● **The request**
Write the records below out again exactly as given, with no images.

[Dataset entries on figures]
● ● ●

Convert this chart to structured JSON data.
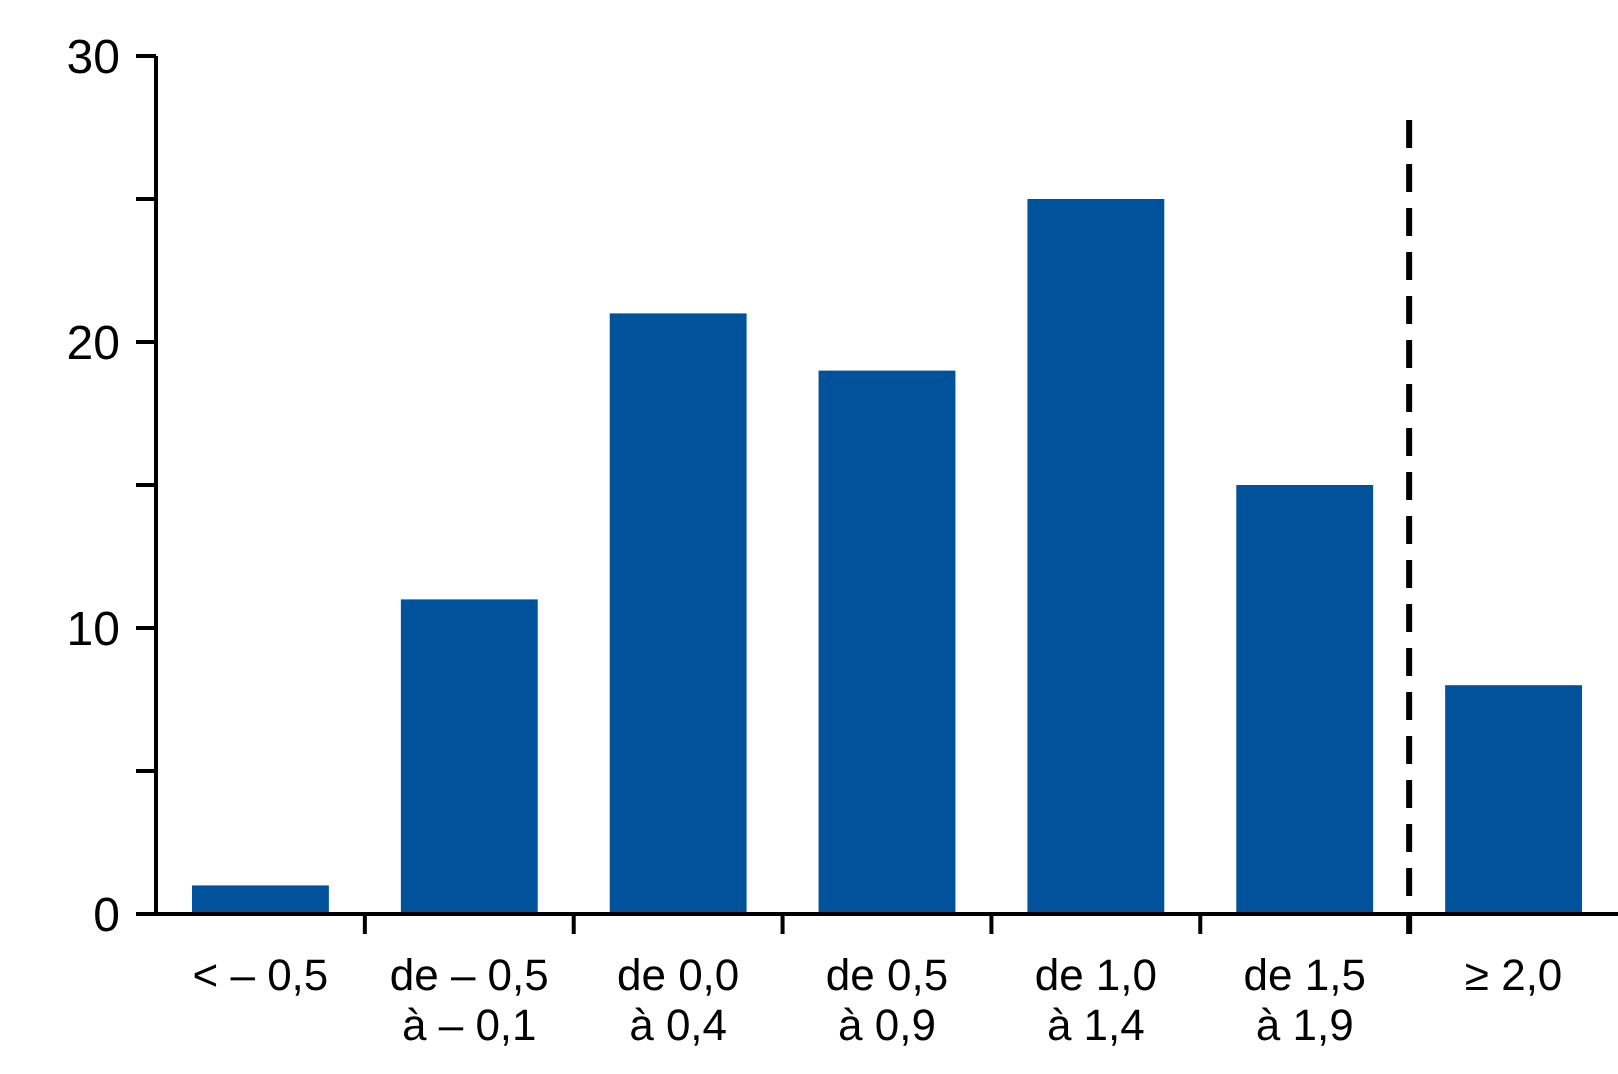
{
  "chart_data": {
    "type": "bar",
    "categories": [
      "< – 0,5",
      "de – 0,5\nà – 0,1",
      "de 0,0\nà 0,4",
      "de 0,5\nà 0,9",
      "de 1,0\nà 1,4",
      "de 1,5\nà 1,9",
      "≥ 2,0"
    ],
    "values": [
      1,
      11,
      21,
      19,
      25,
      15,
      8
    ],
    "color": "#00529b",
    "ylim": [
      0,
      30
    ],
    "yticks": [
      0,
      {
        "value": 5,
        "label": null
      },
      10,
      {
        "value": 15,
        "label": null
      },
      20,
      {
        "value": 25,
        "label": null
      },
      30
    ],
    "grid": false
  }
}
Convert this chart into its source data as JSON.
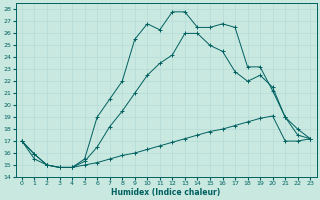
{
  "xlabel": "Humidex (Indice chaleur)",
  "ylabel": "",
  "bg_color": "#c8e8e0",
  "line_color": "#006060",
  "grid_color": "#b8ddd8",
  "xlim": [
    -0.5,
    23.5
  ],
  "ylim": [
    14,
    28.5
  ],
  "xticks": [
    0,
    1,
    2,
    3,
    4,
    5,
    6,
    7,
    8,
    9,
    10,
    11,
    12,
    13,
    14,
    15,
    16,
    17,
    18,
    19,
    20,
    21,
    22,
    23
  ],
  "yticks": [
    14,
    15,
    16,
    17,
    18,
    19,
    20,
    21,
    22,
    23,
    24,
    25,
    26,
    27,
    28
  ],
  "line1_x": [
    0,
    1,
    2,
    3,
    4,
    5,
    6,
    7,
    8,
    9,
    10,
    11,
    12,
    13,
    14,
    15,
    16,
    17,
    18,
    19,
    20,
    21,
    22,
    23
  ],
  "line1_y": [
    17.0,
    15.9,
    15.0,
    14.8,
    14.8,
    15.5,
    19.0,
    20.5,
    22.0,
    25.5,
    26.8,
    26.3,
    27.8,
    27.8,
    26.5,
    26.5,
    26.8,
    26.5,
    23.2,
    23.2,
    21.2,
    19.0,
    17.5,
    17.2
  ],
  "line2_x": [
    0,
    1,
    2,
    3,
    4,
    5,
    6,
    7,
    8,
    9,
    10,
    11,
    12,
    13,
    14,
    15,
    16,
    17,
    18,
    19,
    20,
    21,
    22,
    23
  ],
  "line2_y": [
    17.0,
    15.9,
    15.0,
    14.8,
    14.8,
    15.3,
    16.5,
    18.2,
    19.5,
    21.0,
    22.5,
    23.5,
    24.2,
    26.0,
    26.0,
    25.0,
    24.5,
    22.8,
    22.0,
    22.5,
    21.5,
    19.0,
    18.0,
    17.2
  ],
  "line3_x": [
    0,
    1,
    2,
    3,
    4,
    5,
    6,
    7,
    8,
    9,
    10,
    11,
    12,
    13,
    14,
    15,
    16,
    17,
    18,
    19,
    20,
    21,
    22,
    23
  ],
  "line3_y": [
    17.0,
    15.5,
    15.0,
    14.8,
    14.8,
    15.0,
    15.2,
    15.5,
    15.8,
    16.0,
    16.3,
    16.6,
    16.9,
    17.2,
    17.5,
    17.8,
    18.0,
    18.3,
    18.6,
    18.9,
    19.1,
    17.0,
    17.0,
    17.2
  ]
}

● ● ●

● **Solution to the problem**
Convert this chart to structured JSON data.
{
  "chart_data": {
    "type": "bar",
    "categories": [
      "< – 0,5",
      "de – 0,5\nà – 0,1",
      "de 0,0\nà 0,4",
      "de 0,5\nà 0,9",
      "de 1,0\nà 1,4",
      "de 1,5\nà 1,9",
      "≥ 2,0"
    ],
    "values": [
      1,
      11,
      21,
      19,
      25,
      15,
      8
    ],
    "color": "#00529b",
    "ylim": [
      0,
      30
    ],
    "yticks": [
      0,
      {
        "value": 5,
        "label": null
      },
      10,
      {
        "value": 15,
        "label": null
      },
      20,
      {
        "value": 25,
        "label": null
      },
      30
    ],
    "grid": false
  }
}
Convert this chart into its source data as JSON.
{
  "xlabel": "Humidex (Indice chaleur)",
  "ylabel": "",
  "bg_color": "#c8e8e0",
  "line_color": "#006060",
  "grid_color": "#b8ddd8",
  "xlim": [
    -0.5,
    23.5
  ],
  "ylim": [
    14,
    28.5
  ],
  "xticks": [
    0,
    1,
    2,
    3,
    4,
    5,
    6,
    7,
    8,
    9,
    10,
    11,
    12,
    13,
    14,
    15,
    16,
    17,
    18,
    19,
    20,
    21,
    22,
    23
  ],
  "yticks": [
    14,
    15,
    16,
    17,
    18,
    19,
    20,
    21,
    22,
    23,
    24,
    25,
    26,
    27,
    28
  ],
  "line1_x": [
    0,
    1,
    2,
    3,
    4,
    5,
    6,
    7,
    8,
    9,
    10,
    11,
    12,
    13,
    14,
    15,
    16,
    17,
    18,
    19,
    20,
    21,
    22,
    23
  ],
  "line1_y": [
    17.0,
    15.9,
    15.0,
    14.8,
    14.8,
    15.5,
    19.0,
    20.5,
    22.0,
    25.5,
    26.8,
    26.3,
    27.8,
    27.8,
    26.5,
    26.5,
    26.8,
    26.5,
    23.2,
    23.2,
    21.2,
    19.0,
    17.5,
    17.2
  ],
  "line2_x": [
    0,
    1,
    2,
    3,
    4,
    5,
    6,
    7,
    8,
    9,
    10,
    11,
    12,
    13,
    14,
    15,
    16,
    17,
    18,
    19,
    20,
    21,
    22,
    23
  ],
  "line2_y": [
    17.0,
    15.9,
    15.0,
    14.8,
    14.8,
    15.3,
    16.5,
    18.2,
    19.5,
    21.0,
    22.5,
    23.5,
    24.2,
    26.0,
    26.0,
    25.0,
    24.5,
    22.8,
    22.0,
    22.5,
    21.5,
    19.0,
    18.0,
    17.2
  ],
  "line3_x": [
    0,
    1,
    2,
    3,
    4,
    5,
    6,
    7,
    8,
    9,
    10,
    11,
    12,
    13,
    14,
    15,
    16,
    17,
    18,
    19,
    20,
    21,
    22,
    23
  ],
  "line3_y": [
    17.0,
    15.5,
    15.0,
    14.8,
    14.8,
    15.0,
    15.2,
    15.5,
    15.8,
    16.0,
    16.3,
    16.6,
    16.9,
    17.2,
    17.5,
    17.8,
    18.0,
    18.3,
    18.6,
    18.9,
    19.1,
    17.0,
    17.0,
    17.2
  ]
}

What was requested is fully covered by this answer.